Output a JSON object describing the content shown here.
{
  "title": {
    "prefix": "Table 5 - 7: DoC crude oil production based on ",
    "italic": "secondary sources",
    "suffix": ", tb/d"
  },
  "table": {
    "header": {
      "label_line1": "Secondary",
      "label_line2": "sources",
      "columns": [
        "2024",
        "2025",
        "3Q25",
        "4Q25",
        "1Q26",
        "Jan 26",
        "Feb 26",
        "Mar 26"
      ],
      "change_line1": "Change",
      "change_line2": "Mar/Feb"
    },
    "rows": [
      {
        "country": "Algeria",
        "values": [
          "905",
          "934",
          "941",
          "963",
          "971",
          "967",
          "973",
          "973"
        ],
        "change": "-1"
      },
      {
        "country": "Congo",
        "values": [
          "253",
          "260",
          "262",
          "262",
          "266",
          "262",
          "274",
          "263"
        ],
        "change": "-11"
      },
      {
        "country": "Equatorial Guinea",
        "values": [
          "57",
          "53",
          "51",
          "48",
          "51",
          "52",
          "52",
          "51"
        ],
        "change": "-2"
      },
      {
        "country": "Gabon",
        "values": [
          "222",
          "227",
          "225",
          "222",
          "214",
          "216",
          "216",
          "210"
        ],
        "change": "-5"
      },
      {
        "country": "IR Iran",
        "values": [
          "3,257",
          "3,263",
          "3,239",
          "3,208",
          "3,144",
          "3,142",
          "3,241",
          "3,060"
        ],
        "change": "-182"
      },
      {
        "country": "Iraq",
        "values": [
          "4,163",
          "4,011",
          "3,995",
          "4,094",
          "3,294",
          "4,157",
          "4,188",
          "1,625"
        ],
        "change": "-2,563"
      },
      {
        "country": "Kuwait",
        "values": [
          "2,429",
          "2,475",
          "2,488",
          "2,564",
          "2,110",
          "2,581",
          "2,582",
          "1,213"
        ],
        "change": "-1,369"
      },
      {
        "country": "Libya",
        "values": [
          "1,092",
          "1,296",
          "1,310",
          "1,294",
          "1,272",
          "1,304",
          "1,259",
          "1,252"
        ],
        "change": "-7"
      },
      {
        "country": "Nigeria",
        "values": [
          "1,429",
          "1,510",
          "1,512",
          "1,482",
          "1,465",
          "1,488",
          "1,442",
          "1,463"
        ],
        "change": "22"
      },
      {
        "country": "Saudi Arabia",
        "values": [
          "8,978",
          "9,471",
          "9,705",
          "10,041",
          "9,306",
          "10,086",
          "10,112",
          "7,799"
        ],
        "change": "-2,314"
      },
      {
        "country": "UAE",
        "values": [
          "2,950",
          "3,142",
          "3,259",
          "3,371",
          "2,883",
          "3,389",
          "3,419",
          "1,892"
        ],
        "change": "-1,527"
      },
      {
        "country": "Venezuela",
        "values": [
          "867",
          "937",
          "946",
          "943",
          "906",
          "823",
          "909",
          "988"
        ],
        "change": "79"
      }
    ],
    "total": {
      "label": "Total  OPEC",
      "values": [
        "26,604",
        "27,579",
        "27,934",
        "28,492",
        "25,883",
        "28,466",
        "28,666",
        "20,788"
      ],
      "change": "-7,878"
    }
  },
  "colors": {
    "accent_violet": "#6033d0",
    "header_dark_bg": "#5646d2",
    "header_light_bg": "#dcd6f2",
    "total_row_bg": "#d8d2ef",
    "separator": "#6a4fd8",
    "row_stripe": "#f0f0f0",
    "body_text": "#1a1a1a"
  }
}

◆ **Exercise**: Track down every line holding the string "country" and copy it.

◆ **Result**:
        "country": "Algeria",
        "country": "Congo",
        "country": "Equatorial Guinea",
        "country": "Gabon",
        "country": "IR Iran",
        "country": "Iraq",
        "country": "Kuwait",
        "country": "Libya",
        "country": "Nigeria",
        "country": "Saudi Arabia",
        "country": "UAE",
        "country": "Venezuela",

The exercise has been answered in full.